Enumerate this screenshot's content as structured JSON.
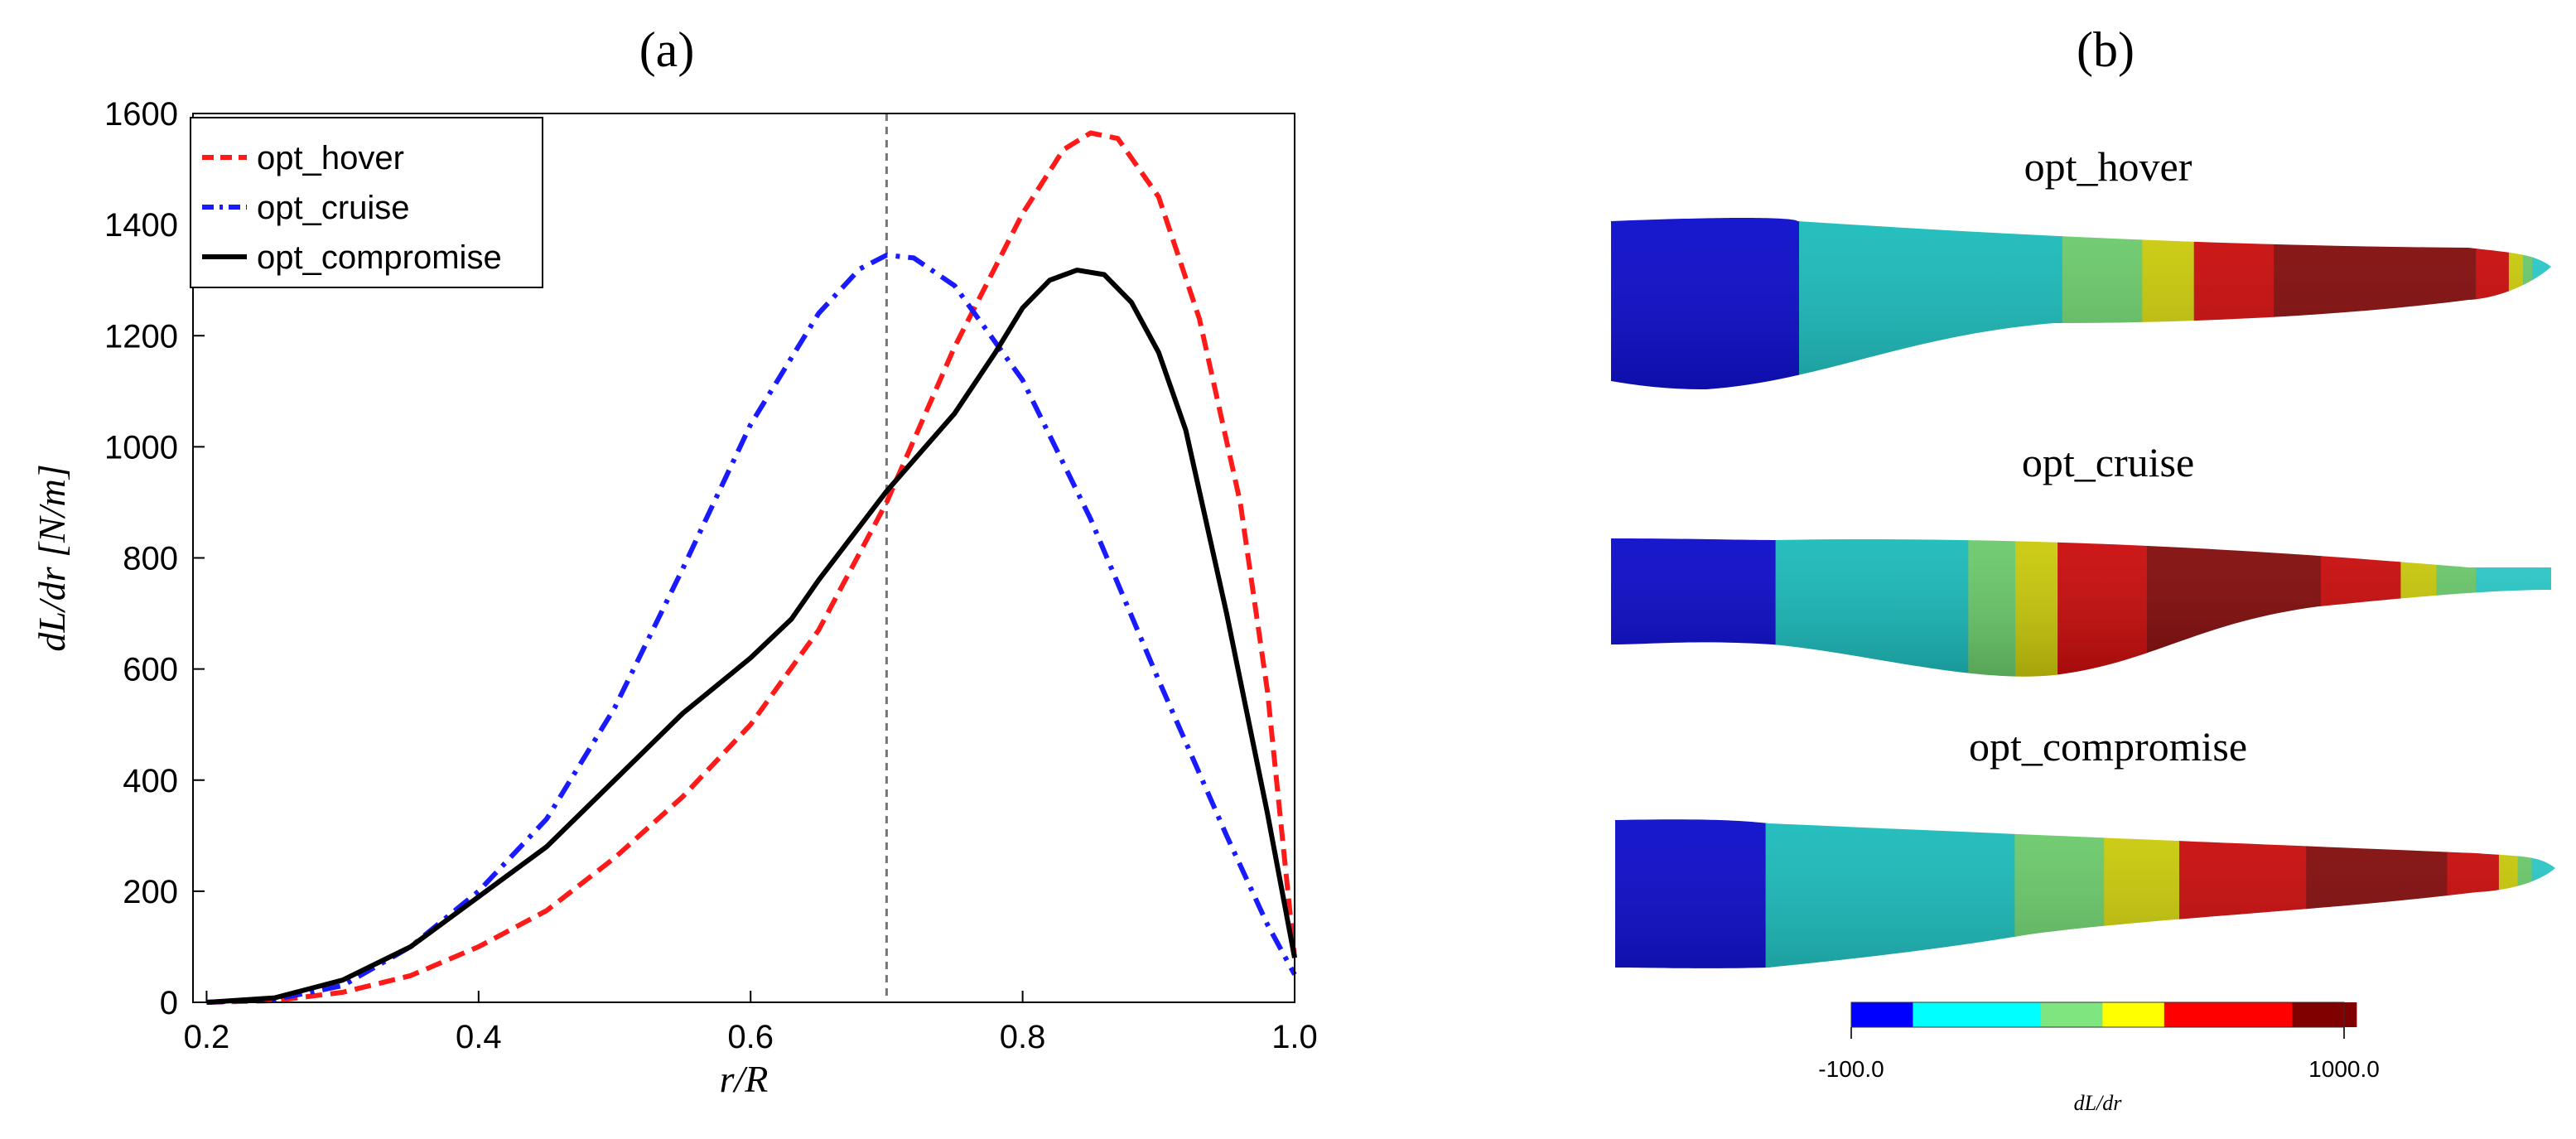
{
  "panels": {
    "a": {
      "label": "(a)"
    },
    "b": {
      "label": "(b)"
    }
  },
  "chart_data": [
    {
      "type": "line",
      "panel": "(a)",
      "xlabel": "r/R",
      "ylabel": "dL/dr [N/m]",
      "xlim": [
        0.19,
        1.0
      ],
      "ylim": [
        0,
        1600
      ],
      "xticks": [
        0.2,
        0.4,
        0.6,
        0.8,
        1.0
      ],
      "xtick_labels": [
        "0.2",
        "0.4",
        "0.6",
        "0.8",
        "1.0"
      ],
      "yticks": [
        0,
        200,
        400,
        600,
        800,
        1000,
        1200,
        1400,
        1600
      ],
      "grid": false,
      "legend": "top-left",
      "reference_line": {
        "x": 0.7,
        "style": "dashed",
        "color": "#777777"
      },
      "series": [
        {
          "name": "opt_hover",
          "color": "#ff1a1a",
          "dash": "dashed",
          "points": [
            [
              0.2,
              0
            ],
            [
              0.25,
              3
            ],
            [
              0.3,
              18
            ],
            [
              0.35,
              48
            ],
            [
              0.4,
              100
            ],
            [
              0.45,
              165
            ],
            [
              0.5,
              260
            ],
            [
              0.55,
              370
            ],
            [
              0.6,
              500
            ],
            [
              0.65,
              670
            ],
            [
              0.7,
              900
            ],
            [
              0.75,
              1180
            ],
            [
              0.8,
              1420
            ],
            [
              0.83,
              1535
            ],
            [
              0.85,
              1565
            ],
            [
              0.87,
              1555
            ],
            [
              0.9,
              1450
            ],
            [
              0.93,
              1230
            ],
            [
              0.96,
              900
            ],
            [
              0.98,
              560
            ],
            [
              1.0,
              80
            ]
          ]
        },
        {
          "name": "opt_cruise",
          "color": "#1a1aff",
          "dash": "dashdot",
          "points": [
            [
              0.2,
              0
            ],
            [
              0.25,
              5
            ],
            [
              0.3,
              30
            ],
            [
              0.35,
              100
            ],
            [
              0.4,
              200
            ],
            [
              0.45,
              330
            ],
            [
              0.5,
              530
            ],
            [
              0.55,
              780
            ],
            [
              0.6,
              1040
            ],
            [
              0.65,
              1240
            ],
            [
              0.68,
              1320
            ],
            [
              0.7,
              1345
            ],
            [
              0.72,
              1340
            ],
            [
              0.75,
              1290
            ],
            [
              0.8,
              1120
            ],
            [
              0.85,
              870
            ],
            [
              0.9,
              580
            ],
            [
              0.95,
              300
            ],
            [
              0.98,
              140
            ],
            [
              1.0,
              50
            ]
          ]
        },
        {
          "name": "opt_compromise",
          "color": "#000000",
          "dash": "solid",
          "points": [
            [
              0.2,
              0
            ],
            [
              0.25,
              8
            ],
            [
              0.3,
              40
            ],
            [
              0.35,
              100
            ],
            [
              0.4,
              190
            ],
            [
              0.45,
              280
            ],
            [
              0.5,
              400
            ],
            [
              0.55,
              520
            ],
            [
              0.6,
              620
            ],
            [
              0.63,
              690
            ],
            [
              0.65,
              760
            ],
            [
              0.7,
              920
            ],
            [
              0.75,
              1060
            ],
            [
              0.78,
              1170
            ],
            [
              0.8,
              1250
            ],
            [
              0.82,
              1300
            ],
            [
              0.84,
              1318
            ],
            [
              0.86,
              1310
            ],
            [
              0.88,
              1260
            ],
            [
              0.9,
              1170
            ],
            [
              0.92,
              1030
            ],
            [
              0.95,
              700
            ],
            [
              0.98,
              340
            ],
            [
              1.0,
              80
            ]
          ]
        }
      ]
    },
    {
      "type": "heatmap",
      "panel": "(b)",
      "colorbar": {
        "min_label": "-100.0",
        "max_label": "1000.0",
        "title": "dL/dr",
        "colors": [
          "#0000ff",
          "#00ffff",
          "#7fe57f",
          "#ffff00",
          "#ff0000",
          "#800000"
        ]
      },
      "blades": [
        {
          "name": "opt_hover",
          "bands": [
            {
              "f": 0.2,
              "c": "#0000cc"
            },
            {
              "f": 0.28,
              "c": "#11bbbb"
            },
            {
              "f": 0.085,
              "c": "#66cc66"
            },
            {
              "f": 0.055,
              "c": "#cccc00"
            },
            {
              "f": 0.085,
              "c": "#cc0000"
            },
            {
              "f": 0.215,
              "c": "#800000"
            },
            {
              "f": 0.035,
              "c": "#cc0000"
            },
            {
              "f": 0.015,
              "c": "#cccc00"
            },
            {
              "f": 0.01,
              "c": "#66cc66"
            },
            {
              "f": 0.025,
              "c": "#22cccc"
            }
          ]
        },
        {
          "name": "opt_cruise",
          "bands": [
            {
              "f": 0.175,
              "c": "#0000cc"
            },
            {
              "f": 0.205,
              "c": "#11bbbb"
            },
            {
              "f": 0.05,
              "c": "#66cc66"
            },
            {
              "f": 0.045,
              "c": "#cccc00"
            },
            {
              "f": 0.095,
              "c": "#cc0000"
            },
            {
              "f": 0.185,
              "c": "#800000"
            },
            {
              "f": 0.085,
              "c": "#cc0000"
            },
            {
              "f": 0.038,
              "c": "#cccc00"
            },
            {
              "f": 0.042,
              "c": "#66cc66"
            },
            {
              "f": 0.08,
              "c": "#22cccc"
            }
          ]
        },
        {
          "name": "opt_compromise",
          "bands": [
            {
              "f": 0.16,
              "c": "#0000cc"
            },
            {
              "f": 0.265,
              "c": "#11bbbb"
            },
            {
              "f": 0.095,
              "c": "#66cc66"
            },
            {
              "f": 0.08,
              "c": "#cccc00"
            },
            {
              "f": 0.135,
              "c": "#cc0000"
            },
            {
              "f": 0.15,
              "c": "#800000"
            },
            {
              "f": 0.055,
              "c": "#cc0000"
            },
            {
              "f": 0.02,
              "c": "#cccc00"
            },
            {
              "f": 0.015,
              "c": "#66cc66"
            },
            {
              "f": 0.025,
              "c": "#22cccc"
            }
          ]
        }
      ]
    }
  ]
}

• GOAL OF THE EXERCISE:
Retype every record above exactly as written, but leave out the pictures.

• RESPONSE:
Enumerate this screenshot's content as structured JSON.
{
  "panels": {
    "a": {
      "label": "(a)"
    },
    "b": {
      "label": "(b)"
    }
  },
  "chart_data": [
    {
      "type": "line",
      "panel": "(a)",
      "xlabel": "r/R",
      "ylabel": "dL/dr [N/m]",
      "xlim": [
        0.19,
        1.0
      ],
      "ylim": [
        0,
        1600
      ],
      "xticks": [
        0.2,
        0.4,
        0.6,
        0.8,
        1.0
      ],
      "xtick_labels": [
        "0.2",
        "0.4",
        "0.6",
        "0.8",
        "1.0"
      ],
      "yticks": [
        0,
        200,
        400,
        600,
        800,
        1000,
        1200,
        1400,
        1600
      ],
      "grid": false,
      "legend": "top-left",
      "reference_line": {
        "x": 0.7,
        "style": "dashed",
        "color": "#777777"
      },
      "series": [
        {
          "name": "opt_hover",
          "color": "#ff1a1a",
          "dash": "dashed",
          "points": [
            [
              0.2,
              0
            ],
            [
              0.25,
              3
            ],
            [
              0.3,
              18
            ],
            [
              0.35,
              48
            ],
            [
              0.4,
              100
            ],
            [
              0.45,
              165
            ],
            [
              0.5,
              260
            ],
            [
              0.55,
              370
            ],
            [
              0.6,
              500
            ],
            [
              0.65,
              670
            ],
            [
              0.7,
              900
            ],
            [
              0.75,
              1180
            ],
            [
              0.8,
              1420
            ],
            [
              0.83,
              1535
            ],
            [
              0.85,
              1565
            ],
            [
              0.87,
              1555
            ],
            [
              0.9,
              1450
            ],
            [
              0.93,
              1230
            ],
            [
              0.96,
              900
            ],
            [
              0.98,
              560
            ],
            [
              1.0,
              80
            ]
          ]
        },
        {
          "name": "opt_cruise",
          "color": "#1a1aff",
          "dash": "dashdot",
          "points": [
            [
              0.2,
              0
            ],
            [
              0.25,
              5
            ],
            [
              0.3,
              30
            ],
            [
              0.35,
              100
            ],
            [
              0.4,
              200
            ],
            [
              0.45,
              330
            ],
            [
              0.5,
              530
            ],
            [
              0.55,
              780
            ],
            [
              0.6,
              1040
            ],
            [
              0.65,
              1240
            ],
            [
              0.68,
              1320
            ],
            [
              0.7,
              1345
            ],
            [
              0.72,
              1340
            ],
            [
              0.75,
              1290
            ],
            [
              0.8,
              1120
            ],
            [
              0.85,
              870
            ],
            [
              0.9,
              580
            ],
            [
              0.95,
              300
            ],
            [
              0.98,
              140
            ],
            [
              1.0,
              50
            ]
          ]
        },
        {
          "name": "opt_compromise",
          "color": "#000000",
          "dash": "solid",
          "points": [
            [
              0.2,
              0
            ],
            [
              0.25,
              8
            ],
            [
              0.3,
              40
            ],
            [
              0.35,
              100
            ],
            [
              0.4,
              190
            ],
            [
              0.45,
              280
            ],
            [
              0.5,
              400
            ],
            [
              0.55,
              520
            ],
            [
              0.6,
              620
            ],
            [
              0.63,
              690
            ],
            [
              0.65,
              760
            ],
            [
              0.7,
              920
            ],
            [
              0.75,
              1060
            ],
            [
              0.78,
              1170
            ],
            [
              0.8,
              1250
            ],
            [
              0.82,
              1300
            ],
            [
              0.84,
              1318
            ],
            [
              0.86,
              1310
            ],
            [
              0.88,
              1260
            ],
            [
              0.9,
              1170
            ],
            [
              0.92,
              1030
            ],
            [
              0.95,
              700
            ],
            [
              0.98,
              340
            ],
            [
              1.0,
              80
            ]
          ]
        }
      ]
    },
    {
      "type": "heatmap",
      "panel": "(b)",
      "colorbar": {
        "min_label": "-100.0",
        "max_label": "1000.0",
        "title": "dL/dr",
        "colors": [
          "#0000ff",
          "#00ffff",
          "#7fe57f",
          "#ffff00",
          "#ff0000",
          "#800000"
        ]
      },
      "blades": [
        {
          "name": "opt_hover",
          "bands": [
            {
              "f": 0.2,
              "c": "#0000cc"
            },
            {
              "f": 0.28,
              "c": "#11bbbb"
            },
            {
              "f": 0.085,
              "c": "#66cc66"
            },
            {
              "f": 0.055,
              "c": "#cccc00"
            },
            {
              "f": 0.085,
              "c": "#cc0000"
            },
            {
              "f": 0.215,
              "c": "#800000"
            },
            {
              "f": 0.035,
              "c": "#cc0000"
            },
            {
              "f": 0.015,
              "c": "#cccc00"
            },
            {
              "f": 0.01,
              "c": "#66cc66"
            },
            {
              "f": 0.025,
              "c": "#22cccc"
            }
          ]
        },
        {
          "name": "opt_cruise",
          "bands": [
            {
              "f": 0.175,
              "c": "#0000cc"
            },
            {
              "f": 0.205,
              "c": "#11bbbb"
            },
            {
              "f": 0.05,
              "c": "#66cc66"
            },
            {
              "f": 0.045,
              "c": "#cccc00"
            },
            {
              "f": 0.095,
              "c": "#cc0000"
            },
            {
              "f": 0.185,
              "c": "#800000"
            },
            {
              "f": 0.085,
              "c": "#cc0000"
            },
            {
              "f": 0.038,
              "c": "#cccc00"
            },
            {
              "f": 0.042,
              "c": "#66cc66"
            },
            {
              "f": 0.08,
              "c": "#22cccc"
            }
          ]
        },
        {
          "name": "opt_compromise",
          "bands": [
            {
              "f": 0.16,
              "c": "#0000cc"
            },
            {
              "f": 0.265,
              "c": "#11bbbb"
            },
            {
              "f": 0.095,
              "c": "#66cc66"
            },
            {
              "f": 0.08,
              "c": "#cccc00"
            },
            {
              "f": 0.135,
              "c": "#cc0000"
            },
            {
              "f": 0.15,
              "c": "#800000"
            },
            {
              "f": 0.055,
              "c": "#cc0000"
            },
            {
              "f": 0.02,
              "c": "#cccc00"
            },
            {
              "f": 0.015,
              "c": "#66cc66"
            },
            {
              "f": 0.025,
              "c": "#22cccc"
            }
          ]
        }
      ]
    }
  ]
}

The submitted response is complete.